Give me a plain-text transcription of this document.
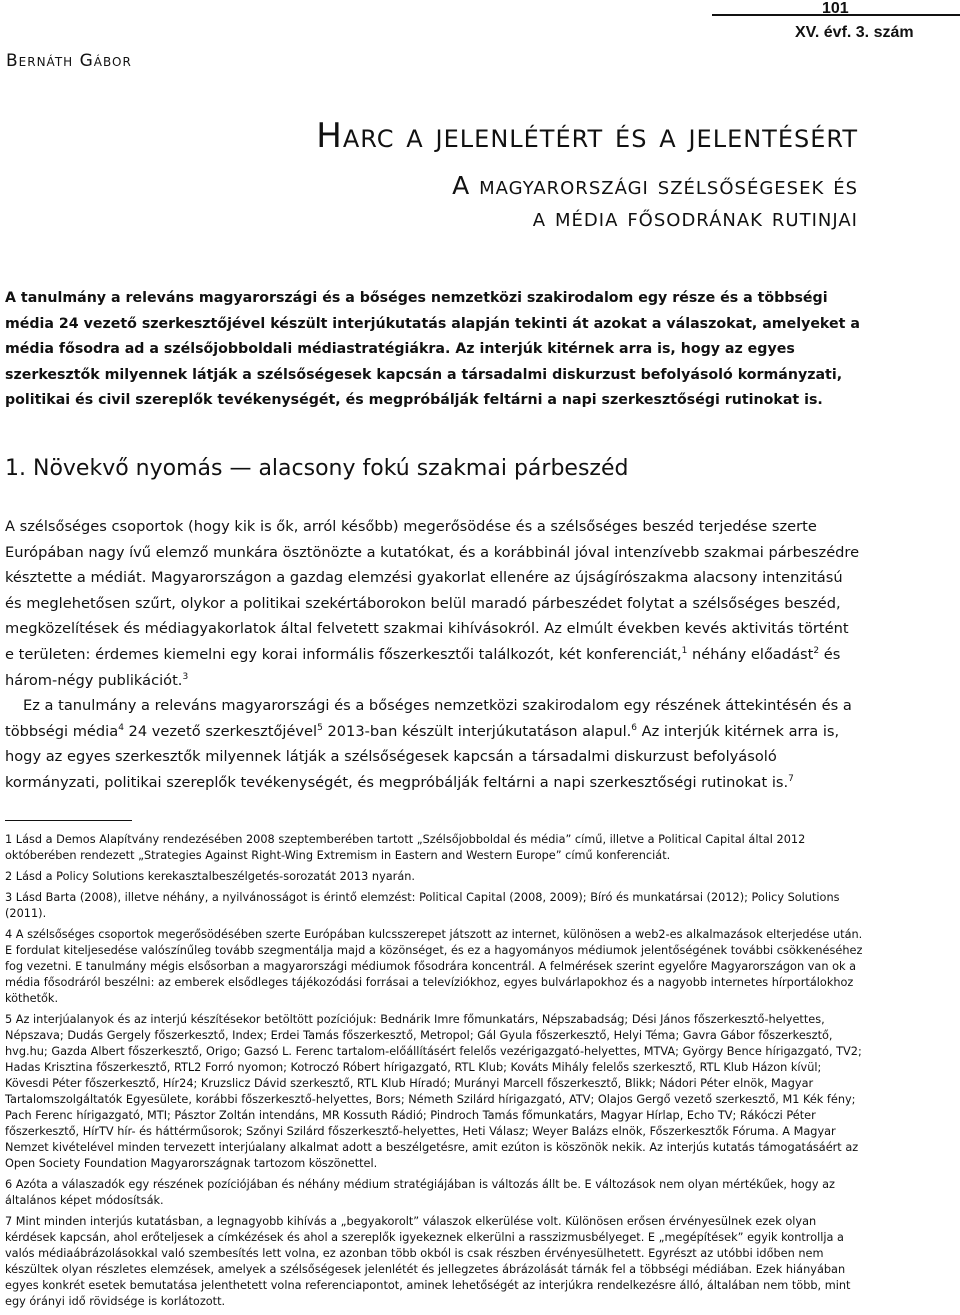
101
XV. évf. 3. szám
Bernáth Gábor
Harc a jelenlétért és a jelentésért
A magyarországi szélsőségesek és
a média fősodrának rutinjai

A tanulmány a releváns magyarországi és a bőséges nemzetközi szakirodalom egy része és a többségi média 24 vezető szerkesztőjével készült interjúkutatás alapján tekinti át azokat a válaszokat, amelyeket a média fősodra ad a szélsőjobboldali médiastratégiákra. Az interjúk kitérnek arra is, hogy az egyes szerkesztők milyennek látják a szélsőségesek kapcsán a társadalmi diskurzust befolyásoló kormányzati, politikai és civil szereplők tevékenységét, és megpróbálják feltárni a napi szerkesztőségi rutinokat is.

1. Növekvő nyomás — alacsony fokú szakmai párbeszéd

A szélsőséges csoportok (hogy kik is ők, arról később) megerősödése és a szélsőséges beszéd terjedése szerte Európában nagy ívű elemző munkára ösztönözte a kutatókat, és a korábbinál jóval intenzívebb szakmai párbeszédre késztette a médiát. Magyarországon a gazdag elemzési gyakorlat ellenére az újságírószakma alacsony intenzitású és meglehetősen szűrt, olykor a politikai szekértáborokon belül maradó párbeszédet folytat a szélsőséges beszéd, megközelítések és médiagyakorlatok által felvetett szakmai kihívásokról. Az elmúlt években kevés aktivitás történt e területen: érdemes kiemelni egy korai informális főszerkesztői találkozót, két konferenciát,$^1$ néhány előadást$^2$ és három-négy publikációt.$^3$

Ez a tanulmány a releváns magyarországi és a bőséges nemzetközi szakirodalom egy részének áttekintésén és a többségi média$^4$ 24 vezető szerkesztőjével$^5$ 2013-ban készült interjúkutatáson alapul.$^6$ Az interjúk kitérnek arra is, hogy az egyes szerkesztők milyennek látják a szélsőségesek kapcsán a társadalmi diskurzust befolyásoló kormányzati, politikai szereplők tevékenységét, és megpróbálják feltárni a napi szerkesztőségi rutinokat is.$^7$

1 Lásd a Demos Alapítvány rendezésében 2008 szeptemberében tartott „Szélsőjobboldal és média” című, illetve a Political Capital által 2012 októberében rendezett „Strategies Against Right-Wing Extremism in Eastern and Western Europe” című konferenciát.

2 Lásd a Policy Solutions kerekasztalbeszélgetés-sorozatát 2013 nyarán.

3 Lásd Barta (2008), illetve néhány, a nyilvánosságot is érintő elemzést: Political Capital (2008, 2009); Bíró és munkatársai (2012); Policy Solutions (2011).

4 A szélsőséges csoportok megerősödésében szerte Európában kulcsszerepet játszott az internet, különösen a web2-es alkalmazások elterjedése után. E fordulat kiteljesedése valószínűleg tovább szegmentálja majd a közönséget, és ez a hagyományos médiumok jelentőségének további csökkenéséhez fog vezetni. E tanulmány mégis elsősorban a magyarországi médiumok fősodrára koncentrál. A felmérések szerint egyelőre Magyarországon van ok a média fősodráról beszélni: az emberek elsődleges tájékozódási forrásai a televíziókhoz, egyes bulvárlapokhoz és a nagyobb internetes hírportálokhoz köthetők.

5 Az interjúalanyok és az interjú készítésekor betöltött pozíciójuk: Bednárik Imre főmunkatárs, Népszabadság; Dési János főszerkesztő-helyettes, Népszava; Dudás Gergely főszerkesztő, Index; Erdei Tamás főszerkesztő, Metropol; Gál Gyula főszerkesztő, Helyi Téma; Gavra Gábor főszerkesztő, hvg.hu; Gazda Albert főszerkesztő, Origo; Gazsó L. Ferenc tartalom-előállításért felelős vezérigazgató-helyettes, MTVA; György Bence hírigazgató, TV2; Hadas Krisztina főszerkesztő, RTL2 Forró nyomon; Kotroczó Róbert hírigazgató, RTL Klub; Kováts Mihály felelős szerkesztő, RTL Klub Házon kívül; Kövesdi Péter főszerkesztő, Hír24; Kruzslicz Dávid szerkesztő, RTL Klub Híradó; Murányi Marcell főszerkesztő, Blikk; Nádori Péter elnök, Magyar Tartalomszolgáltatók Egyesülete, korábbi főszerkesztő-helyettes, Bors; Németh Szilárd hírigazgató, ATV; Olajos Gergő vezető szerkesztő, M1 Kék fény; Pach Ferenc hírigazgató, MTI; Pásztor Zoltán intendáns, MR Kossuth Rádió; Pindroch Tamás főmunkatárs, Magyar Hírlap, Echo TV; Rákóczi Péter főszerkesztő, HírTV hír- és háttérműsorok; Szőnyi Szilárd főszerkesztő-helyettes, Heti Válasz; Weyer Balázs elnök, Főszerkesztők Fóruma. A Magyar Nemzet kivételével minden tervezett interjúalany alkalmat adott a beszélgetésre, amit ezúton is köszönök nekik. Az interjús kutatás támogatásáért az Open Society Foundation Magyarországnak tartozom köszönettel.

6 Azóta a válaszadók egy részének pozíciójában és néhány médium stratégiájában is változás állt be. E változások nem olyan mértékűek, hogy az általános képet módosítsák.

7 Mint minden interjús kutatásban, a legnagyobb kihívás a „begyakorolt” válaszok elkerülése volt. Különösen erősen érvényesülnek ezek olyan kérdések kapcsán, ahol erőteljesek a címkézések és ahol a szereplők igyekeznek elkerülni a rasszizmusbélyeget. E „megépítések” egyik kontrollja a valós médiaábrázolásokkal való szembesítés lett volna, ez azonban több okból is csak részben érvényesülhetett. Egyrészt az utóbbi időben nem készültek olyan részletes elemzések, amelyek a szélsőségesek jelenlétét és jellegzetes ábrázolását tárnák fel a többségi médiában. Ezek hiányában egyes konkrét esetek bemutatása jelenthetett volna referenciapontot, aminek lehetőségét az interjúkra rendelkezésre álló, általában nem több, mint egy órányi idő rövidsége is korlátozott.
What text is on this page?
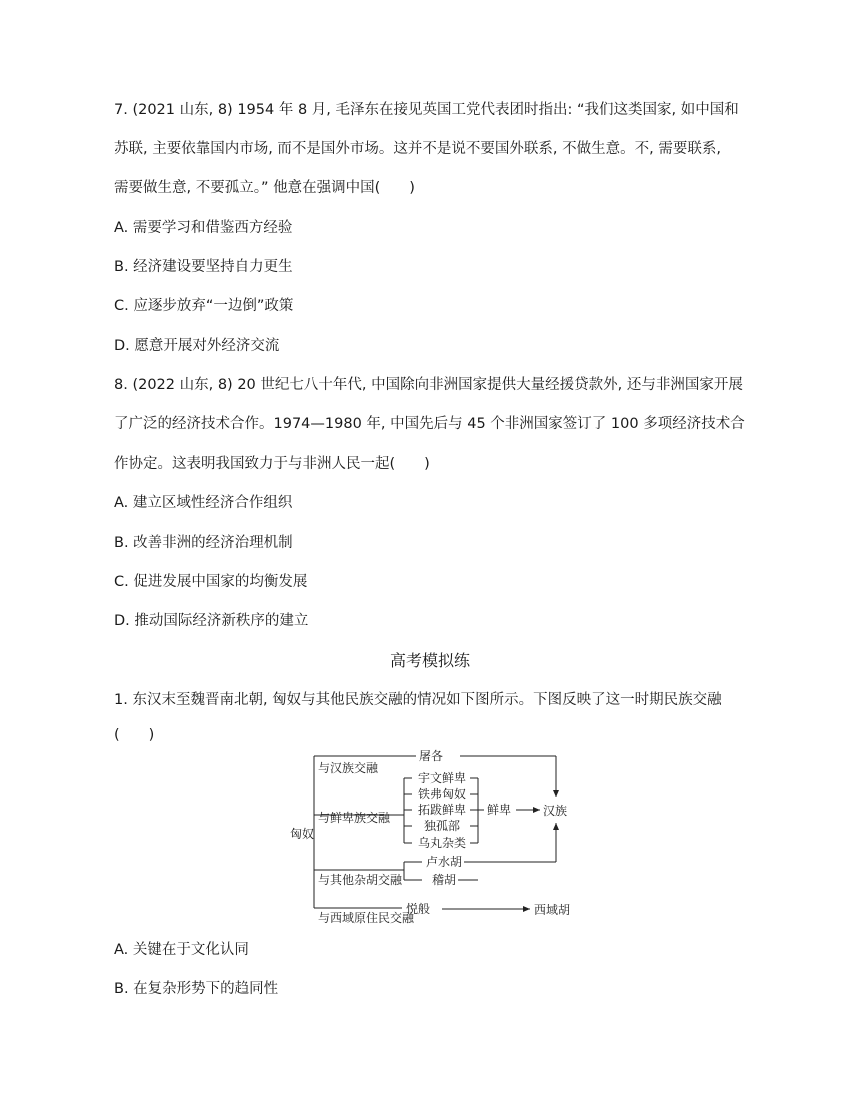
7. (2021 山东, 8) 1954 年 8 月, 毛泽东在接见英国工党代表团时指出: “我们这类国家, 如中国和
苏联, 主要依靠国内市场, 而不是国外市场。这并不是说不要国外联系, 不做生意。不, 需要联系,
需要做生意, 不要孤立。” 他意在强调中国(　　)
A. 需要学习和借鉴西方经验
B. 经济建设要坚持自力更生
C. 应逐步放弃“一边倒”政策
D. 愿意开展对外经济交流
8. (2022 山东, 8) 20 世纪七八十年代, 中国除向非洲国家提供大量经援贷款外, 还与非洲国家开展
了广泛的经济技术合作。1974—1980 年, 中国先后与 45 个非洲国家签订了 100 多项经济技术合
作协定。这表明我国致力于与非洲人民一起(　　)
A. 建立区域性经济合作组织
B. 改善非洲的经济治理机制
C. 促进发展中国家的均衡发展
D. 推动国际经济新秩序的建立
高考模拟练
1. 东汉末至魏晋南北朝, 匈奴与其他民族交融的情况如下图所示。下图反映了这一时期民族交融
(　　)
匈奴
与汉族交融
与鲜卑族交融
与其他杂胡交融
与西域原住民交融
屠各
宇文鲜卑
铁弗匈奴
拓跋鲜卑
独孤部
乌丸杂类
鲜卑	汉族
卢水胡
稽胡
悦般	西域胡
A. 关键在于文化认同
B. 在复杂形势下的趋同性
=-=-=-=-=
> [Set task] Write out the entries above verbatim; the pictures do not belong in your copy.

> [Exercise answer]
Give me a plain-text transcription of this document.
101
XV. évf. 3. szám
Bernáth Gábor
Harc a jelenlétért és a jelentésért
A magyarországi szélsőségesek és
a média fősodrának rutinjai

A tanulmány a releváns magyarországi és a bőséges nemzetközi szakirodalom egy része és a többségi média 24 vezető szerkesztőjével készült interjúkutatás alapján tekinti át azokat a válaszokat, amelyeket a média fősodra ad a szélsőjobboldali médiastratégiákra. Az interjúk kitérnek arra is, hogy az egyes szerkesztők milyennek látják a szélsőségesek kapcsán a társadalmi diskurzust befolyásoló kormányzati, politikai és civil szereplők tevékenységét, és megpróbálják feltárni a napi szerkesztőségi rutinokat is.

1. Növekvő nyomás — alacsony fokú szakmai párbeszéd

A szélsőséges csoportok (hogy kik is ők, arról később) megerősödése és a szélsőséges beszéd terjedése szerte Európában nagy ívű elemző munkára ösztönözte a kutatókat, és a korábbinál jóval intenzívebb szakmai párbeszédre késztette a médiát. Magyarországon a gazdag elemzési gyakorlat ellenére az újságírószakma alacsony intenzitású és meglehetősen szűrt, olykor a politikai szekértáborokon belül maradó párbeszédet folytat a szélsőséges beszéd, megközelítések és médiagyakorlatok által felvetett szakmai kihívásokról. Az elmúlt években kevés aktivitás történt e területen: érdemes kiemelni egy korai informális főszerkesztői találkozót, két konferenciát,$^1$ néhány előadást$^2$ és három-négy publikációt.$^3$

Ez a tanulmány a releváns magyarországi és a bőséges nemzetközi szakirodalom egy részének áttekintésén és a többségi média$^4$ 24 vezető szerkesztőjével$^5$ 2013-ban készült interjúkutatáson alapul.$^6$ Az interjúk kitérnek arra is, hogy az egyes szerkesztők milyennek látják a szélsőségesek kapcsán a társadalmi diskurzust befolyásoló kormányzati, politikai szereplők tevékenységét, és megpróbálják feltárni a napi szerkesztőségi rutinokat is.$^7$

1 Lásd a Demos Alapítvány rendezésében 2008 szeptemberében tartott „Szélsőjobboldal és média” című, illetve a Political Capital által 2012 októberében rendezett „Strategies Against Right-Wing Extremism in Eastern and Western Europe” című konferenciát.

2 Lásd a Policy Solutions kerekasztalbeszélgetés-sorozatát 2013 nyarán.

3 Lásd Barta (2008), illetve néhány, a nyilvánosságot is érintő elemzést: Political Capital (2008, 2009); Bíró és munkatársai (2012); Policy Solutions (2011).

4 A szélsőséges csoportok megerősödésében szerte Európában kulcsszerepet játszott az internet, különösen a web2-es alkalmazások elterjedése után. E fordulat kiteljesedése valószínűleg tovább szegmentálja majd a közönséget, és ez a hagyományos médiumok jelentőségének további csökkenéséhez fog vezetni. E tanulmány mégis elsősorban a magyarországi médiumok fősodrára koncentrál. A felmérések szerint egyelőre Magyarországon van ok a média fősodráról beszélni: az emberek elsődleges tájékozódási forrásai a televíziókhoz, egyes bulvárlapokhoz és a nagyobb internetes hírportálokhoz köthetők.

5 Az interjúalanyok és az interjú készítésekor betöltött pozíciójuk: Bednárik Imre főmunkatárs, Népszabadság; Dési János főszerkesztő-helyettes, Népszava; Dudás Gergely főszerkesztő, Index; Erdei Tamás főszerkesztő, Metropol; Gál Gyula főszerkesztő, Helyi Téma; Gavra Gábor főszerkesztő, hvg.hu; Gazda Albert főszerkesztő, Origo; Gazsó L. Ferenc tartalom-előállításért felelős vezérigazgató-helyettes, MTVA; György Bence hírigazgató, TV2; Hadas Krisztina főszerkesztő, RTL2 Forró nyomon; Kotroczó Róbert hírigazgató, RTL Klub; Kováts Mihály felelős szerkesztő, RTL Klub Házon kívül; Kövesdi Péter főszerkesztő, Hír24; Kruzslicz Dávid szerkesztő, RTL Klub Híradó; Murányi Marcell főszerkesztő, Blikk; Nádori Péter elnök, Magyar Tartalomszolgáltatók Egyesülete, korábbi főszerkesztő-helyettes, Bors; Németh Szilárd hírigazgató, ATV; Olajos Gergő vezető szerkesztő, M1 Kék fény; Pach Ferenc hírigazgató, MTI; Pásztor Zoltán intendáns, MR Kossuth Rádió; Pindroch Tamás főmunkatárs, Magyar Hírlap, Echo TV; Rákóczi Péter főszerkesztő, HírTV hír- és háttérműsorok; Szőnyi Szilárd főszerkesztő-helyettes, Heti Válasz; Weyer Balázs elnök, Főszerkesztők Fóruma. A Magyar Nemzet kivételével minden tervezett interjúalany alkalmat adott a beszélgetésre, amit ezúton is köszönök nekik. Az interjús kutatás támogatásáért az Open Society Foundation Magyarországnak tartozom köszönettel.

6 Azóta a válaszadók egy részének pozíciójában és néhány médium stratégiájában is változás állt be. E változások nem olyan mértékűek, hogy az általános képet módosítsák.

7 Mint minden interjús kutatásban, a legnagyobb kihívás a „begyakorolt” válaszok elkerülése volt. Különösen erősen érvényesülnek ezek olyan kérdések kapcsán, ahol erőteljesek a címkézések és ahol a szereplők igyekeznek elkerülni a rasszizmusbélyeget. E „megépítések” egyik kontrollja a valós médiaábrázolásokkal való szembesítés lett volna, ez azonban több okból is csak részben érvényesülhetett. Egyrészt az utóbbi időben nem készültek olyan részletes elemzések, amelyek a szélsőségesek jelenlétét és jellegzetes ábrázolását tárnák fel a többségi médiában. Ezek hiányában egyes konkrét esetek bemutatása jelenthetett volna referenciapontot, aminek lehetőségét az interjúkra rendelkezésre álló, általában nem több, mint egy órányi idő rövidsége is korlátozott.
What text is on this page?
7. (2021 山东, 8) 1954 年 8 月, 毛泽东在接见英国工党代表团时指出: “我们这类国家, 如中国和
苏联, 主要依靠国内市场, 而不是国外市场。这并不是说不要国外联系, 不做生意。不, 需要联系,
需要做生意, 不要孤立。” 他意在强调中国(　　)
A. 需要学习和借鉴西方经验
B. 经济建设要坚持自力更生
C. 应逐步放弃“一边倒”政策
D. 愿意开展对外经济交流
8. (2022 山东, 8) 20 世纪七八十年代, 中国除向非洲国家提供大量经援贷款外, 还与非洲国家开展
了广泛的经济技术合作。1974—1980 年, 中国先后与 45 个非洲国家签订了 100 多项经济技术合
作协定。这表明我国致力于与非洲人民一起(　　)
A. 建立区域性经济合作组织
B. 改善非洲的经济治理机制
C. 促进发展中国家的均衡发展
D. 推动国际经济新秩序的建立
高考模拟练
1. 东汉末至魏晋南北朝, 匈奴与其他民族交融的情况如下图所示。下图反映了这一时期民族交融
(　　)
匈奴
与汉族交融
与鲜卑族交融
与其他杂胡交融
与西域原住民交融
屠各
宇文鲜卑
铁弗匈奴
拓跋鲜卑
独孤部
乌丸杂类
鲜卑	汉族
卢水胡
稽胡
悦般	西域胡
A. 关键在于文化认同
B. 在复杂形势下的趋同性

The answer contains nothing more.